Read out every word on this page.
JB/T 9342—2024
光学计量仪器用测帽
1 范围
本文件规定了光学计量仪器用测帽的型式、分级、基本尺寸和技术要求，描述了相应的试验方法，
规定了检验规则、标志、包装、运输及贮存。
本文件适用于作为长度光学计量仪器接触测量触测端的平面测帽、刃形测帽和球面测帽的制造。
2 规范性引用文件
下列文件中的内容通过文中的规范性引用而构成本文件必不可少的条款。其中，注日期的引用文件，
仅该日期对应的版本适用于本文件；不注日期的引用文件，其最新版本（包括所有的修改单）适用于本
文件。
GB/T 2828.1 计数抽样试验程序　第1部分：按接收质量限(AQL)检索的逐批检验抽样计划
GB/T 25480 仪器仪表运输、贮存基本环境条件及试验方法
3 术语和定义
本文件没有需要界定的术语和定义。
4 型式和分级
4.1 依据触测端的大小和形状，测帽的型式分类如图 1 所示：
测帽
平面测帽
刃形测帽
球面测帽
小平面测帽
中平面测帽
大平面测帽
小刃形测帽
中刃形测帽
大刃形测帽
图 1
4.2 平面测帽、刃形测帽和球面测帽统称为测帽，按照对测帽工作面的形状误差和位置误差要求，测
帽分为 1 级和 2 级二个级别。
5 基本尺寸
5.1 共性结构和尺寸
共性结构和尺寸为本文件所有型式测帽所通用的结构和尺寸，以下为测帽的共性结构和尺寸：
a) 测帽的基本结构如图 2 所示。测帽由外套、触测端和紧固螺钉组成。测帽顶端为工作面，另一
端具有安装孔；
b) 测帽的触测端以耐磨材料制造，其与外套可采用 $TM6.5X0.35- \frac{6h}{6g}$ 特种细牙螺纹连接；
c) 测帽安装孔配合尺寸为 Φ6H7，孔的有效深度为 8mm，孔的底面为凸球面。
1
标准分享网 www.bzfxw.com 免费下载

What you will do –
Set down all of the records shown above once more, exactly.

Answer in full –
Read out every word on this page.
JB/T 9342—2024
光学计量仪器用测帽
1 范围
本文件规定了光学计量仪器用测帽的型式、分级、基本尺寸和技术要求，描述了相应的试验方法，
规定了检验规则、标志、包装、运输及贮存。
本文件适用于作为长度光学计量仪器接触测量触测端的平面测帽、刃形测帽和球面测帽的制造。
2 规范性引用文件
下列文件中的内容通过文中的规范性引用而构成本文件必不可少的条款。其中，注日期的引用文件，
仅该日期对应的版本适用于本文件；不注日期的引用文件，其最新版本（包括所有的修改单）适用于本
文件。
GB/T 2828.1 计数抽样试验程序　第1部分：按接收质量限(AQL)检索的逐批检验抽样计划
GB/T 25480 仪器仪表运输、贮存基本环境条件及试验方法
3 术语和定义
本文件没有需要界定的术语和定义。
4 型式和分级
4.1 依据触测端的大小和形状，测帽的型式分类如图 1 所示：
测帽
平面测帽
刃形测帽
球面测帽
小平面测帽
中平面测帽
大平面测帽
小刃形测帽
中刃形测帽
大刃形测帽
图 1
4.2 平面测帽、刃形测帽和球面测帽统称为测帽，按照对测帽工作面的形状误差和位置误差要求，测
帽分为 1 级和 2 级二个级别。
5 基本尺寸
5.1 共性结构和尺寸
共性结构和尺寸为本文件所有型式测帽所通用的结构和尺寸，以下为测帽的共性结构和尺寸：
a) 测帽的基本结构如图 2 所示。测帽由外套、触测端和紧固螺钉组成。测帽顶端为工作面，另一
端具有安装孔；
b) 测帽的触测端以耐磨材料制造，其与外套可采用 $TM6.5X0.35- \frac{6h}{6g}$ 特种细牙螺纹连接；
c) 测帽安装孔配合尺寸为 Φ6H7，孔的有效深度为 8mm，孔的底面为凸球面。
1
标准分享网 www.bzfxw.com 免费下载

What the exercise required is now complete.